--- start of Listed entries ---

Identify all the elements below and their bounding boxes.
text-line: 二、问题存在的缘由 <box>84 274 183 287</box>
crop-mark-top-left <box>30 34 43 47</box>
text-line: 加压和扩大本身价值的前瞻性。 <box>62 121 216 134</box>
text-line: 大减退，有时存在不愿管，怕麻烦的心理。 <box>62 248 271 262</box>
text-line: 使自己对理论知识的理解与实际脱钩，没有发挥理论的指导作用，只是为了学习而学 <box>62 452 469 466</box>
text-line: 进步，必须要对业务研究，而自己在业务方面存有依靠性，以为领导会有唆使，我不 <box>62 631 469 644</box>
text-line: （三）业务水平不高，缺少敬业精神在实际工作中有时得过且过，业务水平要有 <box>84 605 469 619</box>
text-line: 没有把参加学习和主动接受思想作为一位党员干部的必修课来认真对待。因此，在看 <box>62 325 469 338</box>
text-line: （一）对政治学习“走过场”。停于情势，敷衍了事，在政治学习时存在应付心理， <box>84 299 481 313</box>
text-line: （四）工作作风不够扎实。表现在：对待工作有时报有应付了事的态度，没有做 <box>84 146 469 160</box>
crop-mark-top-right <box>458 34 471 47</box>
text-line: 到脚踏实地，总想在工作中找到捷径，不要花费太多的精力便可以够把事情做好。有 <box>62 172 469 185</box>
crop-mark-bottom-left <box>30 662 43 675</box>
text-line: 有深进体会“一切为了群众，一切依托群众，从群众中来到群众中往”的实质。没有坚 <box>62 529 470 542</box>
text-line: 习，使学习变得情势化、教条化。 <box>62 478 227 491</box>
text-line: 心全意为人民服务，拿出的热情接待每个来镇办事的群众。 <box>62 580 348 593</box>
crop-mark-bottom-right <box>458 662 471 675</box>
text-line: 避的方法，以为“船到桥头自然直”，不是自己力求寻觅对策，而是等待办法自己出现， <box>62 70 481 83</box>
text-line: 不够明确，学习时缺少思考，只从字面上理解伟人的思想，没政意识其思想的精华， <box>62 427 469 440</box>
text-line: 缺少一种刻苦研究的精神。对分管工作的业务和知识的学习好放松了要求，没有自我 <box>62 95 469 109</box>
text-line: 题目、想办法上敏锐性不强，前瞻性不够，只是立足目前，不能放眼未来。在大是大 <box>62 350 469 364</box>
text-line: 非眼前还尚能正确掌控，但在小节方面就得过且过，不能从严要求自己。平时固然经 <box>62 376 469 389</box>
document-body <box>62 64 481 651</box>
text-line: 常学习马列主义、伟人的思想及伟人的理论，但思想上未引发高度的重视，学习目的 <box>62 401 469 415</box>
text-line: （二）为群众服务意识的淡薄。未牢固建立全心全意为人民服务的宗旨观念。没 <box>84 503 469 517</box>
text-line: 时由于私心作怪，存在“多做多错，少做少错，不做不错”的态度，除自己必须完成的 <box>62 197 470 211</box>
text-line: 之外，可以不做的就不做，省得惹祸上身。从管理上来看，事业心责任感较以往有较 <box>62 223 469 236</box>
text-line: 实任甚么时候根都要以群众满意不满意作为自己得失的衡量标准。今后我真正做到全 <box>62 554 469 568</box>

--- end of Listed entries ---

» **What you will do**
Report how many lines of the entries above contain the string "left", with case counting. Give only the number.

» **Task solution**
2